Instruction:
Print the listing below exactly.

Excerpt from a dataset
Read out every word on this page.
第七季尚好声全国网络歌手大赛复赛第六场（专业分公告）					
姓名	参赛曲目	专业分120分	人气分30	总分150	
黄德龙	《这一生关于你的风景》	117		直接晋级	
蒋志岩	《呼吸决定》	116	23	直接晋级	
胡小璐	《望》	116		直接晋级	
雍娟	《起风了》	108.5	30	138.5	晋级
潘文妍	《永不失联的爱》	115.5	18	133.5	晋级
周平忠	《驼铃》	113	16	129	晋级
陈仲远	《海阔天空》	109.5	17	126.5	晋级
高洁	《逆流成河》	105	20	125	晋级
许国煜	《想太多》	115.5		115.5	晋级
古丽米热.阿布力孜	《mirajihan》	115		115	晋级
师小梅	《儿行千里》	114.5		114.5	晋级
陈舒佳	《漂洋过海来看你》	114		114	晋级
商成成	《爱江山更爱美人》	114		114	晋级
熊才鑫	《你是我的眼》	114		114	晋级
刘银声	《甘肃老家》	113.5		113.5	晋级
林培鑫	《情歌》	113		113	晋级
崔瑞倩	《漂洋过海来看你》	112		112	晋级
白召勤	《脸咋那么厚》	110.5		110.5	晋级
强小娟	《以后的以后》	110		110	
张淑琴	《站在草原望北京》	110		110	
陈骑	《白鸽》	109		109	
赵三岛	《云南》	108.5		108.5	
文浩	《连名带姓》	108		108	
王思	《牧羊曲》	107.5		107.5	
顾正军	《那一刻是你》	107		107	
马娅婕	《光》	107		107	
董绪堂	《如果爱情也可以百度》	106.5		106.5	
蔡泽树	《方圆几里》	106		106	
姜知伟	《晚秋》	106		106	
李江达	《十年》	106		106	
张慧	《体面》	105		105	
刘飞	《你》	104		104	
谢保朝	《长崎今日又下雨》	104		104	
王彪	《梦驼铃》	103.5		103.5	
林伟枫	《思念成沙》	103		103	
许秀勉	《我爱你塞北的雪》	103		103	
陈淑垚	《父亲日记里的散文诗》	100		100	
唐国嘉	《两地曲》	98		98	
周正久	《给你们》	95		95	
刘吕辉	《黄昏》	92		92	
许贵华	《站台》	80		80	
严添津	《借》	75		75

Task answer:
Read out every word on this page.
第七季尚好声全国网络歌手大赛复赛第六场（专业分公告）					
姓名	参赛曲目	专业分120分	人气分30	总分150	
黄德龙	《这一生关于你的风景》	117		直接晋级	
蒋志岩	《呼吸决定》	116	23	直接晋级	
胡小璐	《望》	116		直接晋级	
雍娟	《起风了》	108.5	30	138.5	晋级
潘文妍	《永不失联的爱》	115.5	18	133.5	晋级
周平忠	《驼铃》	113	16	129	晋级
陈仲远	《海阔天空》	109.5	17	126.5	晋级
高洁	《逆流成河》	105	20	125	晋级
许国煜	《想太多》	115.5		115.5	晋级
古丽米热.阿布力孜	《mirajihan》	115		115	晋级
师小梅	《儿行千里》	114.5		114.5	晋级
陈舒佳	《漂洋过海来看你》	114		114	晋级
商成成	《爱江山更爱美人》	114		114	晋级
熊才鑫	《你是我的眼》	114		114	晋级
刘银声	《甘肃老家》	113.5		113.5	晋级
林培鑫	《情歌》	113		113	晋级
崔瑞倩	《漂洋过海来看你》	112		112	晋级
白召勤	《脸咋那么厚》	110.5		110.5	晋级
强小娟	《以后的以后》	110		110	
张淑琴	《站在草原望北京》	110		110	
陈骑	《白鸽》	109		109	
赵三岛	《云南》	108.5		108.5	
文浩	《连名带姓》	108		108	
王思	《牧羊曲》	107.5		107.5	
顾正军	《那一刻是你》	107		107	
马娅婕	《光》	107		107	
董绪堂	《如果爱情也可以百度》	106.5		106.5	
蔡泽树	《方圆几里》	106		106	
姜知伟	《晚秋》	106		106	
李江达	《十年》	106		106	
张慧	《体面》	105		105	
刘飞	《你》	104		104	
谢保朝	《长崎今日又下雨》	104		104	
王彪	《梦驼铃》	103.5		103.5	
林伟枫	《思念成沙》	103		103	
许秀勉	《我爱你塞北的雪》	103		103	
陈淑垚	《父亲日记里的散文诗》	100		100	
唐国嘉	《两地曲》	98		98	
周正久	《给你们》	95		95	
刘吕辉	《黄昏》	92		92	
许贵华	《站台》	80		80	
严添津	《借》	75		75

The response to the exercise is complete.